AIM: Transcribe every line exactly and omit anything that is a picture.

Stored entries:
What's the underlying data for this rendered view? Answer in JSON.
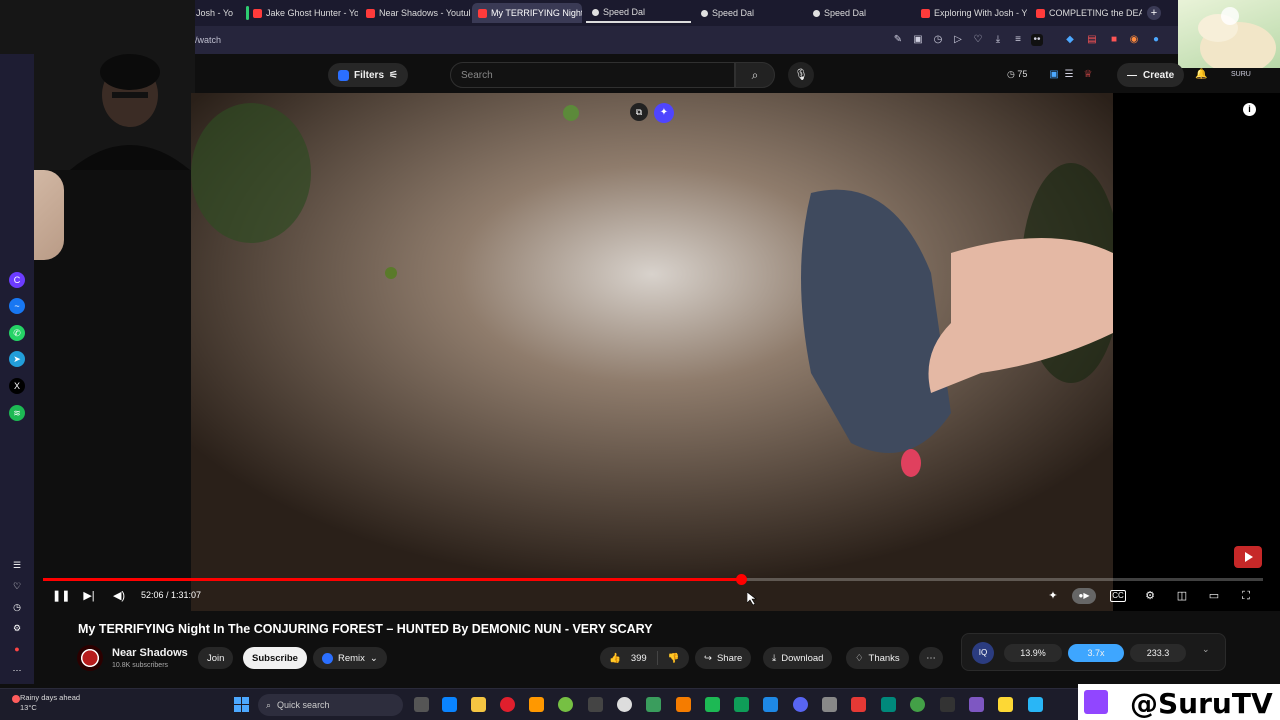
{
  "tabs": [
    {
      "label": "Josh - Yo",
      "icon": "youtube-icon"
    },
    {
      "label": "Jake Ghost Hunter - YouT",
      "icon": "youtube-icon"
    },
    {
      "label": "Near Shadows - Youtube",
      "icon": "youtube-icon"
    },
    {
      "label": "My TERRIFYING Night",
      "icon": "youtube-icon",
      "active": true
    },
    {
      "label": "Speed Dal",
      "icon": "speed-dial-icon"
    },
    {
      "label": "Speed Dal",
      "icon": "speed-dial-icon"
    },
    {
      "label": "Speed Dal",
      "icon": "speed-dial-icon"
    },
    {
      "label": "Exploring With Josh - You",
      "icon": "youtube-icon"
    },
    {
      "label": "COMPLETING the DEATH",
      "icon": "youtube-icon"
    }
  ],
  "address": {
    "url": "/watch"
  },
  "header": {
    "filters_label": "Filters",
    "search_placeholder": "Search",
    "counter": "75",
    "create_label": "Create"
  },
  "player": {
    "time": "52:06 / 1:31:07",
    "progress": 0.572
  },
  "video": {
    "title": "My TERRIFYING Night In The CONJURING FOREST – HUNTED By DEMONIC NUN - VERY SCARY"
  },
  "channel": {
    "name": "Near Shadows",
    "subscribers": "10.8K subscribers",
    "join_label": "Join",
    "subscribe_label": "Subscribe",
    "remix_label": "Remix"
  },
  "actions": {
    "likes": "399",
    "share_label": "Share",
    "download_label": "Download",
    "thanks_label": "Thanks"
  },
  "extension": {
    "values": [
      "13.9%",
      "3.7x",
      "233.3"
    ]
  },
  "taskbar": {
    "weather_line1": "Rainy days ahead",
    "weather_line2": "13°C",
    "search_label": "Quick search"
  },
  "branding": {
    "handle": "@SuruTV"
  },
  "colors": {
    "accent": "#ff0000",
    "twitch": "#9146ff",
    "ext_highlight": "#3ea6ff"
  }
}
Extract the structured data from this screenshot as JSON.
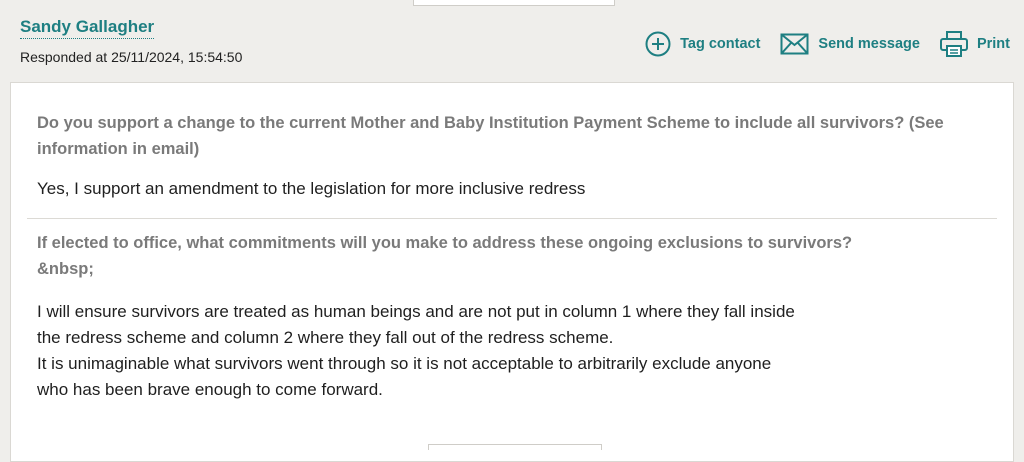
{
  "respondent": {
    "name": "Sandy Gallagher",
    "responded_at": "Responded at 25/11/2024, 15:54:50"
  },
  "actions": {
    "tag_contact": "Tag contact",
    "send_message": "Send message",
    "print": "Print"
  },
  "questions": [
    {
      "question": "Do you support a change to the current Mother and Baby Institution Payment Scheme to include all survivors? (See information in email)",
      "answer_lines": [
        "Yes, I support an amendment to the legislation for more inclusive redress"
      ]
    },
    {
      "question_lines": [
        "If elected to office, what commitments will you make to address these ongoing exclusions to survivors?",
        "&nbsp;"
      ],
      "answer_lines": [
        "I will ensure survivors are treated as human beings and are not put in column 1 where they fall inside",
        "the redress scheme and column 2 where they fall out of the redress scheme.",
        "It is unimaginable what survivors went through so it is not acceptable to arbitrarily exclude anyone",
        "who has been brave enough to come forward."
      ]
    }
  ],
  "colors": {
    "accent": "#1e7f82",
    "question_text": "#7a7a7a",
    "background": "#efeeeb"
  }
}
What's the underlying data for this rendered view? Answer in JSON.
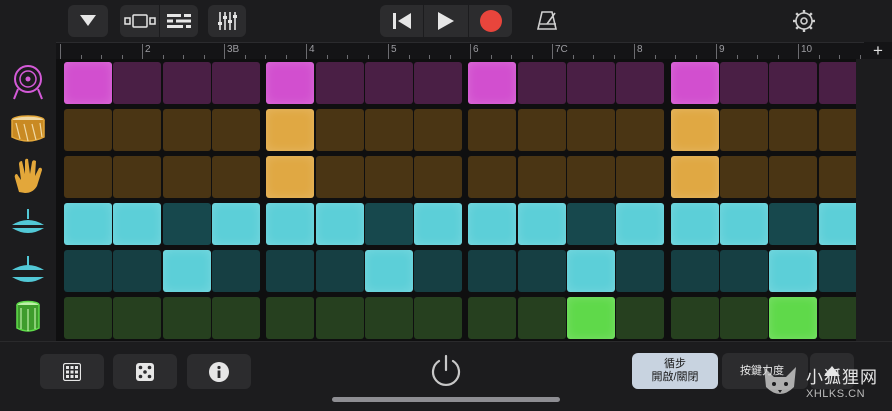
{
  "toolbar": {
    "browser_icon": "chevron-down-icon",
    "view_icons": [
      "tracks-view-icon",
      "mixer-icon"
    ],
    "eq_icon": "equalizer-icon",
    "transport": [
      "rewind-icon",
      "play-icon",
      "record-icon"
    ],
    "metronome_icon": "metronome-icon",
    "settings_icon": "gear-icon",
    "record_color": "#e8453c"
  },
  "ruler": {
    "bars": [
      "",
      "2",
      "3B",
      "4",
      "5",
      "6",
      "7C",
      "8",
      "9",
      "10"
    ],
    "add_label": "+"
  },
  "instruments": [
    {
      "name": "kick",
      "icon": "kick-drum-icon",
      "color": "#d45ad8"
    },
    {
      "name": "snare",
      "icon": "snare-drum-icon",
      "color": "#e3a73a"
    },
    {
      "name": "clap",
      "icon": "clap-hand-icon",
      "color": "#e3a73a"
    },
    {
      "name": "hihat-closed",
      "icon": "hi-hat-icon",
      "color": "#52c8d6"
    },
    {
      "name": "hihat-open",
      "icon": "hi-hat-open-icon",
      "color": "#52c8d6"
    },
    {
      "name": "tom",
      "icon": "tom-drum-icon",
      "color": "#5fdc4a"
    }
  ],
  "pattern": [
    [
      1,
      0,
      0,
      0,
      1,
      0,
      0,
      0,
      1,
      0,
      0,
      0,
      1,
      0,
      0,
      0
    ],
    [
      0,
      0,
      0,
      0,
      1,
      0,
      0,
      0,
      0,
      0,
      0,
      0,
      1,
      0,
      0,
      0
    ],
    [
      0,
      0,
      0,
      0,
      1,
      0,
      0,
      0,
      0,
      0,
      0,
      0,
      1,
      0,
      0,
      0
    ],
    [
      1,
      1,
      0,
      1,
      1,
      1,
      0,
      1,
      1,
      1,
      0,
      1,
      1,
      1,
      0,
      1
    ],
    [
      0,
      0,
      1,
      0,
      0,
      0,
      1,
      0,
      0,
      0,
      1,
      0,
      0,
      0,
      1,
      0
    ],
    [
      0,
      0,
      0,
      0,
      0,
      0,
      0,
      0,
      0,
      0,
      1,
      0,
      0,
      0,
      1,
      0
    ]
  ],
  "row_colors": [
    {
      "on": "#d24fcf",
      "off": "#4a1f45"
    },
    {
      "on": "#e0a843",
      "off": "#4a3514"
    },
    {
      "on": "#e0a843",
      "off": "#4a3514"
    },
    {
      "on": "#5ccfd8",
      "off": "#17484d"
    },
    {
      "on": "#5ccfd8",
      "off": "#163f43"
    },
    {
      "on": "#5fd94a",
      "off": "#26401f"
    }
  ],
  "bottom": {
    "buttons": [
      "grid-icon",
      "dice-icon",
      "info-icon"
    ],
    "power_icon": "power-icon",
    "step_mode_line1": "循步",
    "step_mode_line2": "開啟/關閉",
    "play_mode_label": "按鍵力度",
    "up_icon": "triangle-up-icon"
  },
  "watermark": {
    "cn": "小狐狸网",
    "en": "XHLKS.CN"
  }
}
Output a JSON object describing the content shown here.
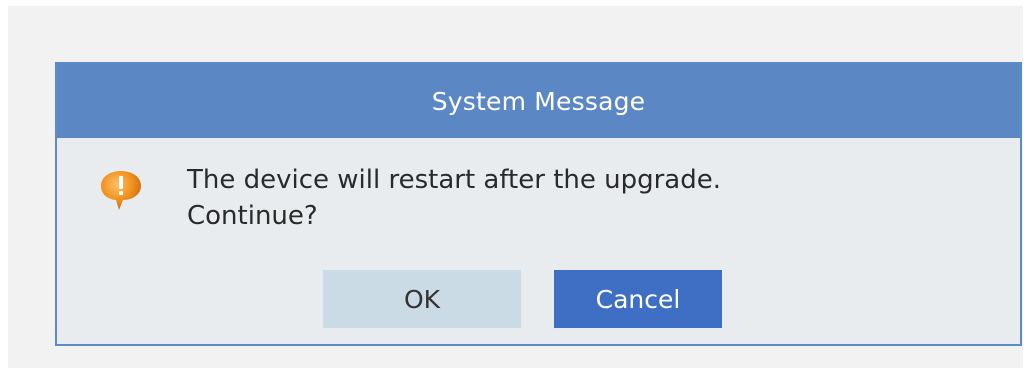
{
  "dialog": {
    "title": "System Message",
    "icon": "warning-speech-bubble-icon",
    "message_line1": "The device will restart after the upgrade.",
    "message_line2": "Continue?",
    "ok_label": "OK",
    "cancel_label": "Cancel"
  },
  "colors": {
    "titlebar": "#5b87c5",
    "dialog_bg": "#e9ecef",
    "ok_button": "#cbdbe6",
    "cancel_button": "#3e6fc4",
    "warning_icon": "#e9861f"
  }
}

EXERCISE ANSWER:
What's the underlying data for this rendered view? Answer in JSON.
{
  "tabs": [
    {
      "label": "Josh - Yo",
      "icon": "youtube-icon"
    },
    {
      "label": "Jake Ghost Hunter - YouT",
      "icon": "youtube-icon"
    },
    {
      "label": "Near Shadows - Youtube",
      "icon": "youtube-icon"
    },
    {
      "label": "My TERRIFYING Night",
      "icon": "youtube-icon",
      "active": true
    },
    {
      "label": "Speed Dal",
      "icon": "speed-dial-icon"
    },
    {
      "label": "Speed Dal",
      "icon": "speed-dial-icon"
    },
    {
      "label": "Speed Dal",
      "icon": "speed-dial-icon"
    },
    {
      "label": "Exploring With Josh - You",
      "icon": "youtube-icon"
    },
    {
      "label": "COMPLETING the DEATH",
      "icon": "youtube-icon"
    }
  ],
  "address": {
    "url": "/watch"
  },
  "header": {
    "filters_label": "Filters",
    "search_placeholder": "Search",
    "counter": "75",
    "create_label": "Create"
  },
  "player": {
    "time": "52:06 / 1:31:07",
    "progress": 0.572
  },
  "video": {
    "title": "My TERRIFYING Night In The CONJURING FOREST – HUNTED By DEMONIC NUN - VERY SCARY"
  },
  "channel": {
    "name": "Near Shadows",
    "subscribers": "10.8K subscribers",
    "join_label": "Join",
    "subscribe_label": "Subscribe",
    "remix_label": "Remix"
  },
  "actions": {
    "likes": "399",
    "share_label": "Share",
    "download_label": "Download",
    "thanks_label": "Thanks"
  },
  "extension": {
    "values": [
      "13.9%",
      "3.7x",
      "233.3"
    ]
  },
  "taskbar": {
    "weather_line1": "Rainy days ahead",
    "weather_line2": "13°C",
    "search_label": "Quick search"
  },
  "branding": {
    "handle": "@SuruTV"
  },
  "colors": {
    "accent": "#ff0000",
    "twitch": "#9146ff",
    "ext_highlight": "#3ea6ff"
  }
}
Extract the structured data from this screenshot as JSON.
{
  "respondent": {
    "name": "Sandy Gallagher",
    "responded_at": "Responded at 25/11/2024, 15:54:50"
  },
  "actions": {
    "tag_contact": "Tag contact",
    "send_message": "Send message",
    "print": "Print"
  },
  "questions": [
    {
      "question": "Do you support a change to the current Mother and Baby Institution Payment Scheme to include all survivors? (See information in email)",
      "answer_lines": [
        "Yes, I support an amendment to the legislation for more inclusive redress"
      ]
    },
    {
      "question_lines": [
        "If elected to office, what commitments will you make to address these ongoing exclusions to survivors?",
        "&nbsp;"
      ],
      "answer_lines": [
        "I will ensure survivors are treated as human beings and are not put in column 1 where they fall inside",
        "the redress scheme and column 2 where they fall out of the redress scheme.",
        "It is unimaginable what survivors went through so it is not acceptable to arbitrarily exclude anyone",
        "who has been brave enough to come forward."
      ]
    }
  ],
  "colors": {
    "accent": "#1e7f82",
    "question_text": "#7a7a7a",
    "background": "#efeeeb"
  }
}
What's the underlying data for this rendered view? Answer in JSON.
{
  "toolbar": {
    "browser_icon": "chevron-down-icon",
    "view_icons": [
      "tracks-view-icon",
      "mixer-icon"
    ],
    "eq_icon": "equalizer-icon",
    "transport": [
      "rewind-icon",
      "play-icon",
      "record-icon"
    ],
    "metronome_icon": "metronome-icon",
    "settings_icon": "gear-icon",
    "record_color": "#e8453c"
  },
  "ruler": {
    "bars": [
      "",
      "2",
      "3B",
      "4",
      "5",
      "6",
      "7C",
      "8",
      "9",
      "10"
    ],
    "add_label": "+"
  },
  "instruments": [
    {
      "name": "kick",
      "icon": "kick-drum-icon",
      "color": "#d45ad8"
    },
    {
      "name": "snare",
      "icon": "snare-drum-icon",
      "color": "#e3a73a"
    },
    {
      "name": "clap",
      "icon": "clap-hand-icon",
      "color": "#e3a73a"
    },
    {
      "name": "hihat-closed",
      "icon": "hi-hat-icon",
      "color": "#52c8d6"
    },
    {
      "name": "hihat-open",
      "icon": "hi-hat-open-icon",
      "color": "#52c8d6"
    },
    {
      "name": "tom",
      "icon": "tom-drum-icon",
      "color": "#5fdc4a"
    }
  ],
  "pattern": [
    [
      1,
      0,
      0,
      0,
      1,
      0,
      0,
      0,
      1,
      0,
      0,
      0,
      1,
      0,
      0,
      0
    ],
    [
      0,
      0,
      0,
      0,
      1,
      0,
      0,
      0,
      0,
      0,
      0,
      0,
      1,
      0,
      0,
      0
    ],
    [
      0,
      0,
      0,
      0,
      1,
      0,
      0,
      0,
      0,
      0,
      0,
      0,
      1,
      0,
      0,
      0
    ],
    [
      1,
      1,
      0,
      1,
      1,
      1,
      0,
      1,
      1,
      1,
      0,
      1,
      1,
      1,
      0,
      1
    ],
    [
      0,
      0,
      1,
      0,
      0,
      0,
      1,
      0,
      0,
      0,
      1,
      0,
      0,
      0,
      1,
      0
    ],
    [
      0,
      0,
      0,
      0,
      0,
      0,
      0,
      0,
      0,
      0,
      1,
      0,
      0,
      0,
      1,
      0
    ]
  ],
  "row_colors": [
    {
      "on": "#d24fcf",
      "off": "#4a1f45"
    },
    {
      "on": "#e0a843",
      "off": "#4a3514"
    },
    {
      "on": "#e0a843",
      "off": "#4a3514"
    },
    {
      "on": "#5ccfd8",
      "off": "#17484d"
    },
    {
      "on": "#5ccfd8",
      "off": "#163f43"
    },
    {
      "on": "#5fd94a",
      "off": "#26401f"
    }
  ],
  "bottom": {
    "buttons": [
      "grid-icon",
      "dice-icon",
      "info-icon"
    ],
    "power_icon": "power-icon",
    "step_mode_line1": "循步",
    "step_mode_line2": "開啟/關閉",
    "play_mode_label": "按鍵力度",
    "up_icon": "triangle-up-icon"
  },
  "watermark": {
    "cn": "小狐狸网",
    "en": "XHLKS.CN"
  }
}
Output a JSON object describing the content shown here.
{
  "dialog": {
    "title": "System Message",
    "icon": "warning-speech-bubble-icon",
    "message_line1": "The device will restart after the upgrade.",
    "message_line2": "Continue?",
    "ok_label": "OK",
    "cancel_label": "Cancel"
  },
  "colors": {
    "titlebar": "#5b87c5",
    "dialog_bg": "#e9ecef",
    "ok_button": "#cbdbe6",
    "cancel_button": "#3e6fc4",
    "warning_icon": "#e9861f"
  }
}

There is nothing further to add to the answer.